-- Dataset records --
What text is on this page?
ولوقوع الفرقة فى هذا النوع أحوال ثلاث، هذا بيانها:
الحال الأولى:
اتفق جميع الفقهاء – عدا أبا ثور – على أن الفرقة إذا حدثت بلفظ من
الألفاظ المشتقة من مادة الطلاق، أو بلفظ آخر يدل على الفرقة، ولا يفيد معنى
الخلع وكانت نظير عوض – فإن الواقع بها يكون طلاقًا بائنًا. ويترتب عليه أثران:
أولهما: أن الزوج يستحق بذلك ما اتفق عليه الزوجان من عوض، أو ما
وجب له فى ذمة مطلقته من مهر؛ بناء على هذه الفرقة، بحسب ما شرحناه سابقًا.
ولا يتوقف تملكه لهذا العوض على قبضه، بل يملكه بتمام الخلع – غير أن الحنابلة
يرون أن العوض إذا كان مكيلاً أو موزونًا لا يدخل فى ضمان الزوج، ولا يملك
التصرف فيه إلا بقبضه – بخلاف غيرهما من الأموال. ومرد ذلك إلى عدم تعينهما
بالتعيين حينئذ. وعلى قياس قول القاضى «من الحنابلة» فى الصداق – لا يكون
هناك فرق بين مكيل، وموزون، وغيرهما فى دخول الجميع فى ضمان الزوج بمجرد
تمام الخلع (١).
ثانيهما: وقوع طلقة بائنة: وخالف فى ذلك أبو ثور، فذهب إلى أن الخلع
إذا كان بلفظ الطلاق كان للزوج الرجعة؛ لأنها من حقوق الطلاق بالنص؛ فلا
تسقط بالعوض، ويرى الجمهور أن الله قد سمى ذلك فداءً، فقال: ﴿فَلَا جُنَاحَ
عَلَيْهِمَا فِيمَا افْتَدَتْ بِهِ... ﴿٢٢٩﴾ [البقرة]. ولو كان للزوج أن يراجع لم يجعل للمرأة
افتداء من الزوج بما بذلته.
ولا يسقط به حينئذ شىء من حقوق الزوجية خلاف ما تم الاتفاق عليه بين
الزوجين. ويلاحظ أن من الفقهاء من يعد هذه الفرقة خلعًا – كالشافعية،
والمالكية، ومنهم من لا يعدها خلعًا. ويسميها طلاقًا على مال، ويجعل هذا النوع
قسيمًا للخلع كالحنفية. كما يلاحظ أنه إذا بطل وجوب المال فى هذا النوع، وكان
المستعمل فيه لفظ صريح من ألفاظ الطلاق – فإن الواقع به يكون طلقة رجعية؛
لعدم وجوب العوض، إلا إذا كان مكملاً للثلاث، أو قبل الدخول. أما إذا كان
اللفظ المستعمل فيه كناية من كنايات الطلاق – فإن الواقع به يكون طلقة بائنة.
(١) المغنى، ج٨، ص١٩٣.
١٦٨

-- What is being asked --
From the material above, gather all lines that include the string "عليه" and copy them.

-- Exercise response --
الخلع وكانت نظير عوض – فإن الواقع بها يكون طلاقًا بائنًا. ويترتب عليه أثران:
أولهما: أن الزوج يستحق بذلك ما اتفق عليه الزوجان من عوض، أو ما
ولا يسقط به حينئذ شىء من حقوق الزوجية خلاف ما تم الاتفاق عليه بين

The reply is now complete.